→ Required task: In the data, extract each line that holds the string "screenshot".

++++ Input rows

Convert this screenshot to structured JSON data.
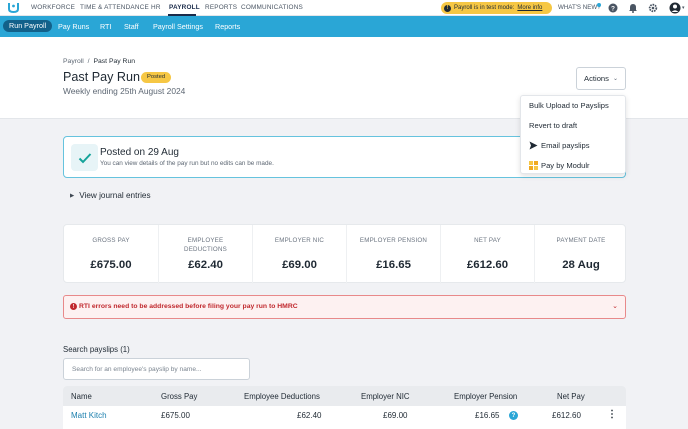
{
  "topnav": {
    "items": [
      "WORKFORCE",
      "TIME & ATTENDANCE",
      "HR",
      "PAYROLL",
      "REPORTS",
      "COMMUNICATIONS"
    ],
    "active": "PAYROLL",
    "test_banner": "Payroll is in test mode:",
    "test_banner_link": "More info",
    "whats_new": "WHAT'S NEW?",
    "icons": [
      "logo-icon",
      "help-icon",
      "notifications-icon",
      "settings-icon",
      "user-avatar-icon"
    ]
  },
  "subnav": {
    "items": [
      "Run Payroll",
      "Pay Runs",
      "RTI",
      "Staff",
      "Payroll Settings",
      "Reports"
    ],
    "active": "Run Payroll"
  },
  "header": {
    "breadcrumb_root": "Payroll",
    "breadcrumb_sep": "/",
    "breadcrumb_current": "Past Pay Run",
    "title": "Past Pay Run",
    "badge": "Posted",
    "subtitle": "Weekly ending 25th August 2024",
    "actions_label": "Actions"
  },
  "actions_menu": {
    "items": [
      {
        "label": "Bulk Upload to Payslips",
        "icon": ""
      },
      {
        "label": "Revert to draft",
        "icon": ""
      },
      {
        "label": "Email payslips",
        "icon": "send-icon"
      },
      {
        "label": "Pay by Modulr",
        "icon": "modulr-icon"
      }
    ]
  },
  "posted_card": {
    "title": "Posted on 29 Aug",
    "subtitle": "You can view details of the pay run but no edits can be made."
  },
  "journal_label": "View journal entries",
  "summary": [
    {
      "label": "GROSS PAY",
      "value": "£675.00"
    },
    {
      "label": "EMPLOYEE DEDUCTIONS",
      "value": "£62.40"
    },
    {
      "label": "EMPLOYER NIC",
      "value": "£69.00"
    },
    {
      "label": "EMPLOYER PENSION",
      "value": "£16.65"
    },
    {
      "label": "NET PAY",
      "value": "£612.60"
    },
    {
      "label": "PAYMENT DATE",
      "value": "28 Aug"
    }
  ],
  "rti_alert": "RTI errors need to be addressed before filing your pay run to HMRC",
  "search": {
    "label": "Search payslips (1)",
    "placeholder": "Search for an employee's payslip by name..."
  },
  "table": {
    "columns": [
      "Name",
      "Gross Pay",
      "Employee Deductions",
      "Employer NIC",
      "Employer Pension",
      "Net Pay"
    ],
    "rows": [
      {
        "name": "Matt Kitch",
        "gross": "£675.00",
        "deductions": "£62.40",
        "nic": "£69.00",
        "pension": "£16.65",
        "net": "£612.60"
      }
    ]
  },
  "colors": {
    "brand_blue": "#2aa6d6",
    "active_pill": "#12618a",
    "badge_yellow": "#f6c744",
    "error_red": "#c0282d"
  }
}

++++++++
++++ Input rows

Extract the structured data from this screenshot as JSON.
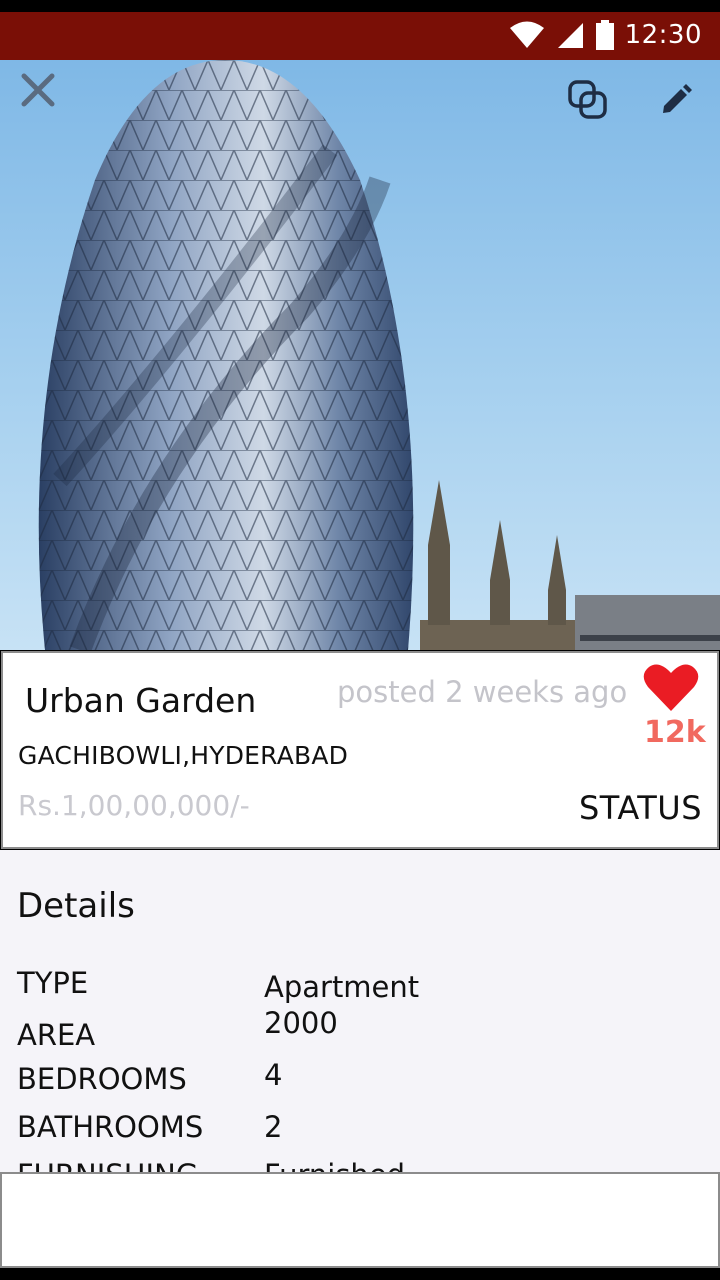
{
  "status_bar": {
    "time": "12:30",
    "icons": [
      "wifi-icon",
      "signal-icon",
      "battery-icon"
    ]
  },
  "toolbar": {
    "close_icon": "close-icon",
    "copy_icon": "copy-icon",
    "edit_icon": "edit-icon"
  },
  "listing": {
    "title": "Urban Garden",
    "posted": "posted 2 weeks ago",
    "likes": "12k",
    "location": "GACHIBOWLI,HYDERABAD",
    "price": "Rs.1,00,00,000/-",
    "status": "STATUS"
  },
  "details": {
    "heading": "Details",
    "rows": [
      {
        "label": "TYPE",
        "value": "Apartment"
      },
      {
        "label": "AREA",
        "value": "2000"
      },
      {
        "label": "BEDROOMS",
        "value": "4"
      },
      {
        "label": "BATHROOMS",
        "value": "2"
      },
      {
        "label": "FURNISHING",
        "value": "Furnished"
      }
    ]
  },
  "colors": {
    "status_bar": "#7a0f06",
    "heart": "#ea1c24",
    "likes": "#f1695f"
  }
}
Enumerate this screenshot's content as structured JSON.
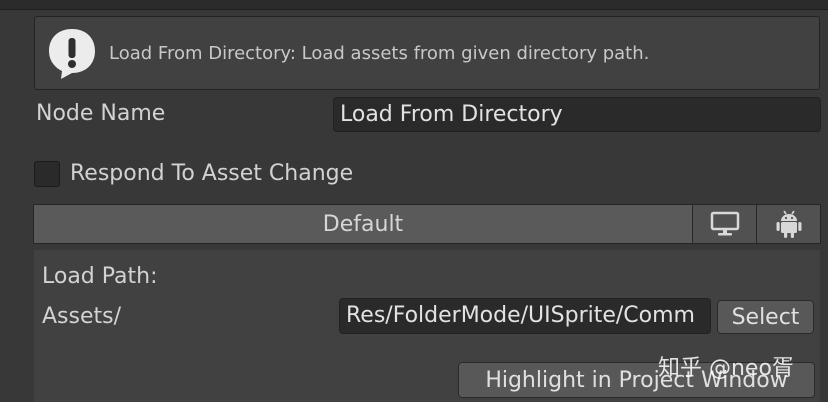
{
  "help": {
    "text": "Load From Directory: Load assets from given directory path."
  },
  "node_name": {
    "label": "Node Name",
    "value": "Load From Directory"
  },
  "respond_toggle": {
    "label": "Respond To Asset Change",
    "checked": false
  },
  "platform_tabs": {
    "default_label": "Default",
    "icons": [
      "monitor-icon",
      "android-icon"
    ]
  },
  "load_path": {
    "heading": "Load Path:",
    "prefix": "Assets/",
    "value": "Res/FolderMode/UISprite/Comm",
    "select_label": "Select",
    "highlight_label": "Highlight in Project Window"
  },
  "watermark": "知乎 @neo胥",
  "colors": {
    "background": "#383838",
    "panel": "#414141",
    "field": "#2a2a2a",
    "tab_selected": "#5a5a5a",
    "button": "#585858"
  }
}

++++++++

→ Solution to this exercise:
Convert this screenshot to structured JSON data.
Extract the structured data from this screenshot as JSON.
Enumerate this screenshot's content as structured JSON.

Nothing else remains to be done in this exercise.